Without changing a character, return the entries, but not the images they hold.

━━━━━ SOURCE MATERIAL

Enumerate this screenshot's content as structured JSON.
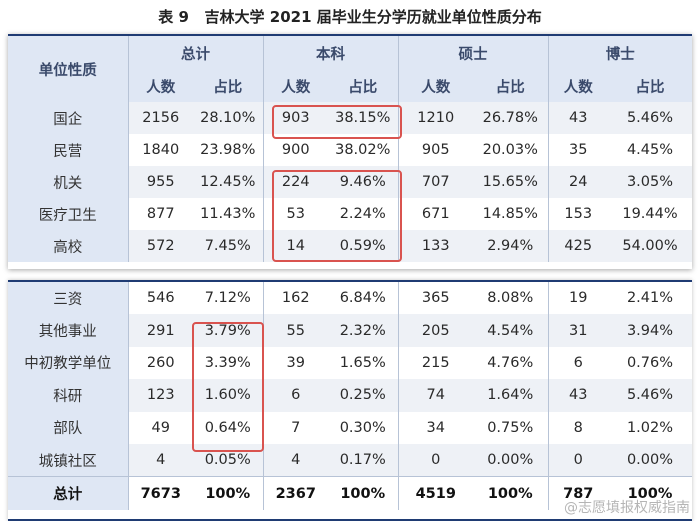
{
  "title": "表 9   吉林大学 2021 届毕业生分学历就业单位性质分布",
  "headers": {
    "unit_type": "单位性质",
    "total": "总计",
    "bachelor": "本科",
    "master": "硕士",
    "doctor": "博士",
    "count": "人数",
    "ratio": "占比"
  },
  "table1": [
    {
      "name": "国企",
      "v": [
        "2156",
        "28.10%",
        "903",
        "38.15%",
        "1210",
        "26.78%",
        "43",
        "5.46%"
      ]
    },
    {
      "name": "民营",
      "v": [
        "1840",
        "23.98%",
        "900",
        "38.02%",
        "905",
        "20.03%",
        "35",
        "4.45%"
      ]
    },
    {
      "name": "机关",
      "v": [
        "955",
        "12.45%",
        "224",
        "9.46%",
        "707",
        "15.65%",
        "24",
        "3.05%"
      ]
    },
    {
      "name": "医疗卫生",
      "v": [
        "877",
        "11.43%",
        "53",
        "2.24%",
        "671",
        "14.85%",
        "153",
        "19.44%"
      ]
    },
    {
      "name": "高校",
      "v": [
        "572",
        "7.45%",
        "14",
        "0.59%",
        "133",
        "2.94%",
        "425",
        "54.00%"
      ]
    }
  ],
  "table2": [
    {
      "name": "三资",
      "v": [
        "546",
        "7.12%",
        "162",
        "6.84%",
        "365",
        "8.08%",
        "19",
        "2.41%"
      ]
    },
    {
      "name": "其他事业",
      "v": [
        "291",
        "3.79%",
        "55",
        "2.32%",
        "205",
        "4.54%",
        "31",
        "3.94%"
      ]
    },
    {
      "name": "中初教学单位",
      "v": [
        "260",
        "3.39%",
        "39",
        "1.65%",
        "215",
        "4.76%",
        "6",
        "0.76%"
      ]
    },
    {
      "name": "科研",
      "v": [
        "123",
        "1.60%",
        "6",
        "0.25%",
        "74",
        "1.64%",
        "43",
        "5.46%"
      ]
    },
    {
      "name": "部队",
      "v": [
        "49",
        "0.64%",
        "7",
        "0.30%",
        "34",
        "0.75%",
        "8",
        "1.02%"
      ]
    },
    {
      "name": "城镇社区",
      "v": [
        "4",
        "0.05%",
        "4",
        "0.17%",
        "0",
        "0.00%",
        "0",
        "0.00%"
      ]
    }
  ],
  "total_row": {
    "name": "总计",
    "v": [
      "7673",
      "100%",
      "2367",
      "100%",
      "4519",
      "100%",
      "787",
      "100%"
    ]
  },
  "watermark": "@志愿填报权威指南",
  "colors": {
    "header_bg": "#dfe7f4",
    "highlight": "#d9534f",
    "border": "#1f3b73"
  }
}
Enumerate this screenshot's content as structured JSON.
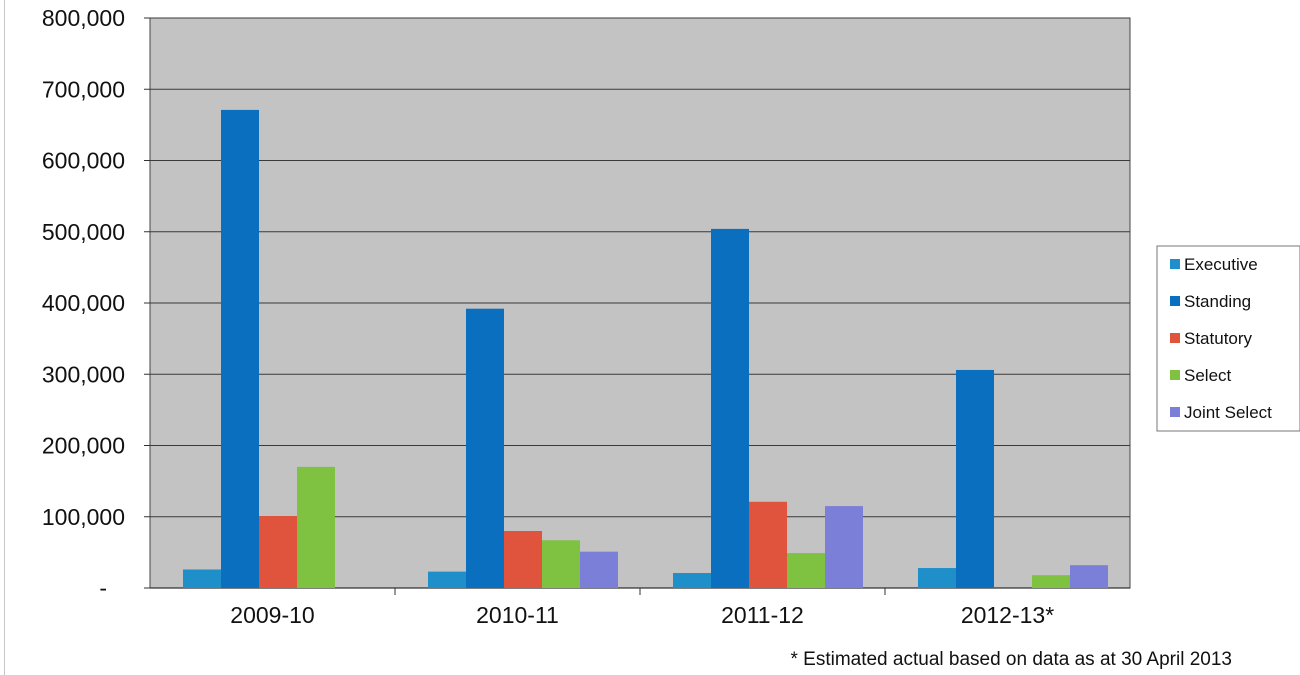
{
  "chart_data": {
    "type": "bar",
    "categories": [
      "2009-10",
      "2010-11",
      "2011-12",
      "2012-13*"
    ],
    "series": [
      {
        "name": "Executive",
        "color": "#1f8fca",
        "values": [
          26000,
          23000,
          21000,
          28000
        ]
      },
      {
        "name": "Standing",
        "color": "#0b6fc0",
        "values": [
          671000,
          392000,
          504000,
          306000
        ]
      },
      {
        "name": "Statutory",
        "color": "#e0533d",
        "values": [
          101000,
          80000,
          121000,
          0
        ]
      },
      {
        "name": "Select",
        "color": "#7fc241",
        "values": [
          170000,
          67000,
          49000,
          18000
        ]
      },
      {
        "name": "Joint Select",
        "color": "#7b7fd8",
        "values": [
          0,
          51000,
          115000,
          32000
        ]
      }
    ],
    "ylim": [
      0,
      800000
    ],
    "yticks": [
      {
        "value": 0,
        "label": "-"
      },
      {
        "value": 100000,
        "label": "100,000"
      },
      {
        "value": 200000,
        "label": "200,000"
      },
      {
        "value": 300000,
        "label": "300,000"
      },
      {
        "value": 400000,
        "label": "400,000"
      },
      {
        "value": 500000,
        "label": "500,000"
      },
      {
        "value": 600000,
        "label": "600,000"
      },
      {
        "value": 700000,
        "label": "700,000"
      },
      {
        "value": 800000,
        "label": "800,000"
      }
    ],
    "grid": true,
    "legend_position": "right",
    "plot_background": "#c3c3c3",
    "footnote": "* Estimated actual based on data as at 30 April 2013"
  }
}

━━━━━━━━━━

-- COMPLETED TASK --
Enumerate this screenshot's content as structured JSON.
{
  "title": "表 9   吉林大学 2021 届毕业生分学历就业单位性质分布",
  "headers": {
    "unit_type": "单位性质",
    "total": "总计",
    "bachelor": "本科",
    "master": "硕士",
    "doctor": "博士",
    "count": "人数",
    "ratio": "占比"
  },
  "table1": [
    {
      "name": "国企",
      "v": [
        "2156",
        "28.10%",
        "903",
        "38.15%",
        "1210",
        "26.78%",
        "43",
        "5.46%"
      ]
    },
    {
      "name": "民营",
      "v": [
        "1840",
        "23.98%",
        "900",
        "38.02%",
        "905",
        "20.03%",
        "35",
        "4.45%"
      ]
    },
    {
      "name": "机关",
      "v": [
        "955",
        "12.45%",
        "224",
        "9.46%",
        "707",
        "15.65%",
        "24",
        "3.05%"
      ]
    },
    {
      "name": "医疗卫生",
      "v": [
        "877",
        "11.43%",
        "53",
        "2.24%",
        "671",
        "14.85%",
        "153",
        "19.44%"
      ]
    },
    {
      "name": "高校",
      "v": [
        "572",
        "7.45%",
        "14",
        "0.59%",
        "133",
        "2.94%",
        "425",
        "54.00%"
      ]
    }
  ],
  "table2": [
    {
      "name": "三资",
      "v": [
        "546",
        "7.12%",
        "162",
        "6.84%",
        "365",
        "8.08%",
        "19",
        "2.41%"
      ]
    },
    {
      "name": "其他事业",
      "v": [
        "291",
        "3.79%",
        "55",
        "2.32%",
        "205",
        "4.54%",
        "31",
        "3.94%"
      ]
    },
    {
      "name": "中初教学单位",
      "v": [
        "260",
        "3.39%",
        "39",
        "1.65%",
        "215",
        "4.76%",
        "6",
        "0.76%"
      ]
    },
    {
      "name": "科研",
      "v": [
        "123",
        "1.60%",
        "6",
        "0.25%",
        "74",
        "1.64%",
        "43",
        "5.46%"
      ]
    },
    {
      "name": "部队",
      "v": [
        "49",
        "0.64%",
        "7",
        "0.30%",
        "34",
        "0.75%",
        "8",
        "1.02%"
      ]
    },
    {
      "name": "城镇社区",
      "v": [
        "4",
        "0.05%",
        "4",
        "0.17%",
        "0",
        "0.00%",
        "0",
        "0.00%"
      ]
    }
  ],
  "total_row": {
    "name": "总计",
    "v": [
      "7673",
      "100%",
      "2367",
      "100%",
      "4519",
      "100%",
      "787",
      "100%"
    ]
  },
  "watermark": "@志愿填报权威指南",
  "colors": {
    "header_bg": "#dfe7f4",
    "highlight": "#d9534f",
    "border": "#1f3b73"
  }
}
Enumerate this screenshot's content as structured JSON.
{
  "chart_data": {
    "type": "bar",
    "categories": [
      "2009-10",
      "2010-11",
      "2011-12",
      "2012-13*"
    ],
    "series": [
      {
        "name": "Executive",
        "color": "#1f8fca",
        "values": [
          26000,
          23000,
          21000,
          28000
        ]
      },
      {
        "name": "Standing",
        "color": "#0b6fc0",
        "values": [
          671000,
          392000,
          504000,
          306000
        ]
      },
      {
        "name": "Statutory",
        "color": "#e0533d",
        "values": [
          101000,
          80000,
          121000,
          0
        ]
      },
      {
        "name": "Select",
        "color": "#7fc241",
        "values": [
          170000,
          67000,
          49000,
          18000
        ]
      },
      {
        "name": "Joint Select",
        "color": "#7b7fd8",
        "values": [
          0,
          51000,
          115000,
          32000
        ]
      }
    ],
    "ylim": [
      0,
      800000
    ],
    "yticks": [
      {
        "value": 0,
        "label": "-"
      },
      {
        "value": 100000,
        "label": "100,000"
      },
      {
        "value": 200000,
        "label": "200,000"
      },
      {
        "value": 300000,
        "label": "300,000"
      },
      {
        "value": 400000,
        "label": "400,000"
      },
      {
        "value": 500000,
        "label": "500,000"
      },
      {
        "value": 600000,
        "label": "600,000"
      },
      {
        "value": 700000,
        "label": "700,000"
      },
      {
        "value": 800000,
        "label": "800,000"
      }
    ],
    "grid": true,
    "legend_position": "right",
    "plot_background": "#c3c3c3",
    "footnote": "* Estimated actual based on data as at 30 April 2013"
  }
}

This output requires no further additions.